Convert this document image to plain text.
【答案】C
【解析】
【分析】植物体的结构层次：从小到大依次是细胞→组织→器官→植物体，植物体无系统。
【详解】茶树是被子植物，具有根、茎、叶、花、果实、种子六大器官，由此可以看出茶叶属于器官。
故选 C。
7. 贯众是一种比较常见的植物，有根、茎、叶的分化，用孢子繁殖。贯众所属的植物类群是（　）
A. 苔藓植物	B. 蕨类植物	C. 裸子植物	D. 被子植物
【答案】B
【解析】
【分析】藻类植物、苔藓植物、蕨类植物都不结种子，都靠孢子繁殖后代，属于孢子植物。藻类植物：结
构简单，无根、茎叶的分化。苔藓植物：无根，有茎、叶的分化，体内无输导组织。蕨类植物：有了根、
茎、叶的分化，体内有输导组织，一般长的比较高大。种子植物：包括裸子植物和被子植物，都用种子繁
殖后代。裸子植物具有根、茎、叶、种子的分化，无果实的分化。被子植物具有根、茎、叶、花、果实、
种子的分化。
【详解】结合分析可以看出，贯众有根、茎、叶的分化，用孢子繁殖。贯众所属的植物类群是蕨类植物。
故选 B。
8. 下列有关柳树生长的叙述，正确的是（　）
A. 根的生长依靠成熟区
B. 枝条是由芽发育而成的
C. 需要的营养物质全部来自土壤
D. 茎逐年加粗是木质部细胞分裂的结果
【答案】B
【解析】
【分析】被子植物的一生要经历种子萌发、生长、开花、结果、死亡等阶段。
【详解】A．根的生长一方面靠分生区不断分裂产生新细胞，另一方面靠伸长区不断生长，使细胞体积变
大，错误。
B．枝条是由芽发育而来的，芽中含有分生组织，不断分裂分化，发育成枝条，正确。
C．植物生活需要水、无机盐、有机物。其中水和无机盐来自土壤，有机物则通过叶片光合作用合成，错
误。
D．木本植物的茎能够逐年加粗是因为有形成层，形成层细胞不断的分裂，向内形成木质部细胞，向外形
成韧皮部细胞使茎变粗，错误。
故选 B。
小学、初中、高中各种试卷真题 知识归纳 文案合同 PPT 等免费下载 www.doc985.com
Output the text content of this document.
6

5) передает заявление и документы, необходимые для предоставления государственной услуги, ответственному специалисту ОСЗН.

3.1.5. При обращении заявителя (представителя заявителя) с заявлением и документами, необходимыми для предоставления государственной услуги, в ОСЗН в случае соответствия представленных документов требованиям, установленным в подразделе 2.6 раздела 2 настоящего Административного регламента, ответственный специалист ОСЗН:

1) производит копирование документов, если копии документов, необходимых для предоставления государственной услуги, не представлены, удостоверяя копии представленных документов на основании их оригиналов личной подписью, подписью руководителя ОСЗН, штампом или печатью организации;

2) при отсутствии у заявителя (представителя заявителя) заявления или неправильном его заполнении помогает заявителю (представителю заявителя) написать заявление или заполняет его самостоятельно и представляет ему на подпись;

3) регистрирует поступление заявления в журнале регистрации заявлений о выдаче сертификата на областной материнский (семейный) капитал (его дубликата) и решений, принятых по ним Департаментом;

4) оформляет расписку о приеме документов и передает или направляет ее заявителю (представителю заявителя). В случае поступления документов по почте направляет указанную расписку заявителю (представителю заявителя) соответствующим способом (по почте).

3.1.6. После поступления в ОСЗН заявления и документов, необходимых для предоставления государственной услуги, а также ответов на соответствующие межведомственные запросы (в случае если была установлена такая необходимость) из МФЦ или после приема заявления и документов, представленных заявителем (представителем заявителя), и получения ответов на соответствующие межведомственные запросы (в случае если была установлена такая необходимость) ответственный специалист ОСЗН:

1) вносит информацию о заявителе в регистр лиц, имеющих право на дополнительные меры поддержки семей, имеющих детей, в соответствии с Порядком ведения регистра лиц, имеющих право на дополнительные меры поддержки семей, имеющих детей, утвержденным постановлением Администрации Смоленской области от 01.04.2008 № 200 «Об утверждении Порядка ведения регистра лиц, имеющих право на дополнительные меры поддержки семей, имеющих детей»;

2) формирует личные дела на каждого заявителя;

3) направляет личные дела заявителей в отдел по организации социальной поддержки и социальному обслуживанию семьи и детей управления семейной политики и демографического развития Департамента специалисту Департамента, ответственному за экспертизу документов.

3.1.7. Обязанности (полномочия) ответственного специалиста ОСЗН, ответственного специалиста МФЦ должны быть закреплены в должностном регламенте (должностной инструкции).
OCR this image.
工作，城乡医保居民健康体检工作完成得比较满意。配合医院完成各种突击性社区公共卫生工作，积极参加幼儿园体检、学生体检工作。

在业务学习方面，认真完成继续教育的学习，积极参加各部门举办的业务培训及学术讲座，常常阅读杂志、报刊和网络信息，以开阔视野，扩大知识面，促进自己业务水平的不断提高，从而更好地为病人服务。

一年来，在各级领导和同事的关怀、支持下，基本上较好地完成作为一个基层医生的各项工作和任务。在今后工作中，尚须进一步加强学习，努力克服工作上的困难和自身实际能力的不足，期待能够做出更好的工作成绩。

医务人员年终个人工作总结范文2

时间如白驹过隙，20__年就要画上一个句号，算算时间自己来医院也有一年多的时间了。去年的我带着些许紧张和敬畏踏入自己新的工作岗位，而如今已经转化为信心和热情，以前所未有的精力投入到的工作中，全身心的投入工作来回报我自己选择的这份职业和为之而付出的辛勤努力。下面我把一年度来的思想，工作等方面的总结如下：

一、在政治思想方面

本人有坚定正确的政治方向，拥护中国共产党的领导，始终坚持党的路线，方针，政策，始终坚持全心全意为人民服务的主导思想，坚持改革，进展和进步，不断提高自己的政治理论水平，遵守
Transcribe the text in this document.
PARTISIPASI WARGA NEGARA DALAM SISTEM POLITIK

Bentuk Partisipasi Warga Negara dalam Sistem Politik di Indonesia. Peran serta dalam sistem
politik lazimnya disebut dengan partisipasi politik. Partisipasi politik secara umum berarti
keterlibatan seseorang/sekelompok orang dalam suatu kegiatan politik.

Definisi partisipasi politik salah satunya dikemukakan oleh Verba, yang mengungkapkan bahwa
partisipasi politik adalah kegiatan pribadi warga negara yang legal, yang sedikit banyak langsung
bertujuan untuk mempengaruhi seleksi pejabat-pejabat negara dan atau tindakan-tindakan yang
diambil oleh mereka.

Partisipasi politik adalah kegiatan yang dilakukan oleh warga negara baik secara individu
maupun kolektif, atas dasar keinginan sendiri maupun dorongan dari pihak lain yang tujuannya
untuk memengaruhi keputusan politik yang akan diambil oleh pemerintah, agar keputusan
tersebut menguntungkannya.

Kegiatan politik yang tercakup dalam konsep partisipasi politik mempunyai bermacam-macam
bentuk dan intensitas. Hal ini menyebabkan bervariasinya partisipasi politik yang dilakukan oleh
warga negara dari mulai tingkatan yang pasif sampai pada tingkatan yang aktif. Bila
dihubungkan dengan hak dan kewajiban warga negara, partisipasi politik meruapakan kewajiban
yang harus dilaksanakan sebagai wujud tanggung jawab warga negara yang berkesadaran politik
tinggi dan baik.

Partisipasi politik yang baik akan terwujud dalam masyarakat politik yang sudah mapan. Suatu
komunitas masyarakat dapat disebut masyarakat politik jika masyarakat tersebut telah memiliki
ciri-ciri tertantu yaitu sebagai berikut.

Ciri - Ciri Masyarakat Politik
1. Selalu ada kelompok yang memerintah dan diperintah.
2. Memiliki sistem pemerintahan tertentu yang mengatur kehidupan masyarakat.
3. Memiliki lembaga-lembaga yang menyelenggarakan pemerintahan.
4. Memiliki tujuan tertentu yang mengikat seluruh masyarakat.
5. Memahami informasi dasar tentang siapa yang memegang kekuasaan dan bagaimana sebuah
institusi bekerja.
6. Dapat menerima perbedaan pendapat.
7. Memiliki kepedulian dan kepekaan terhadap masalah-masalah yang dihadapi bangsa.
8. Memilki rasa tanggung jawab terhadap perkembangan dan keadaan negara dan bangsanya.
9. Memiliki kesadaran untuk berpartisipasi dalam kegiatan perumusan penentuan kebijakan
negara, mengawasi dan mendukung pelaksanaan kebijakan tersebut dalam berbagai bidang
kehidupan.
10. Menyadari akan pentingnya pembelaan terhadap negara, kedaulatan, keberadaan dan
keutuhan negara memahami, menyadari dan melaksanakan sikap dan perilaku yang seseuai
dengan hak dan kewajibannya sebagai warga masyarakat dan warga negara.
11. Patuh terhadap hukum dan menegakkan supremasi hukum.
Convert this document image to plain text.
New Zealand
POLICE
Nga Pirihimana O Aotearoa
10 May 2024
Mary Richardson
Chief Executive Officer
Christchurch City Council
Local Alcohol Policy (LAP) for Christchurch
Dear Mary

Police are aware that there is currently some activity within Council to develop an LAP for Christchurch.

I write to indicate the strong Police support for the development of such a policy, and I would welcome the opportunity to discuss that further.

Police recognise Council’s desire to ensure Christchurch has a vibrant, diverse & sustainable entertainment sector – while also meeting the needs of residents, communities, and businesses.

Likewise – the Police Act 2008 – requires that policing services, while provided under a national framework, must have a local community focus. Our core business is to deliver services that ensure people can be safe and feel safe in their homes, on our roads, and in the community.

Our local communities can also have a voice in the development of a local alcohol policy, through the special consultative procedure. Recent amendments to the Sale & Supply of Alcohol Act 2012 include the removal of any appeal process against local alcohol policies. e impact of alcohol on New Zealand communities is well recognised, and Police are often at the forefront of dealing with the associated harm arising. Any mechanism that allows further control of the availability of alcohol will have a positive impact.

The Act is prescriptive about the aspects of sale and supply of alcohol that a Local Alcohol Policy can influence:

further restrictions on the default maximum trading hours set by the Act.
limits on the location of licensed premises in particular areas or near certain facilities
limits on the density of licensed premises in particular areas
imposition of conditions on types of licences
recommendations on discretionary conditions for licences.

• _AIM OF THE EXERCISE_: Identify the lines in the entries above that contain "заявителя", then copy them out.

• _FINAL RESULT_:
3.1.5. При обращении заявителя (представителя заявителя) с заявлением и документами, необходимыми для предоставления государственной услуги, в ОСЗН в случае соответствия представленных документов требованиям, установленным в подразделе 2.6 раздела 2 настоящего Административного регламента, ответственный специалист ОСЗН:
2) при отсутствии у заявителя (представителя заявителя) заявления или неправильном его заполнении помогает заявителю (представителю заявителя) написать заявление или заполняет его самостоятельно и представляет ему на подпись;
4) оформляет расписку о приеме документов и передает или направляет ее заявителю (представителю заявителя). В случае поступления документов по почте направляет указанную расписку заявителю (представителю заявителя) соответствующим способом (по почте).
3.1.6. После поступления в ОСЗН заявления и документов, необходимых для предоставления государственной услуги, а также ответов на соответствующие межведомственные запросы (в случае если была установлена такая необходимость) из МФЦ или после приема заявления и документов, представленных заявителем (представителем заявителя), и получения ответов на соответствующие межведомственные запросы (в случае если была установлена такая необходимость) ответственный специалист ОСЗН:
2) формирует личные дела на каждого заявителя;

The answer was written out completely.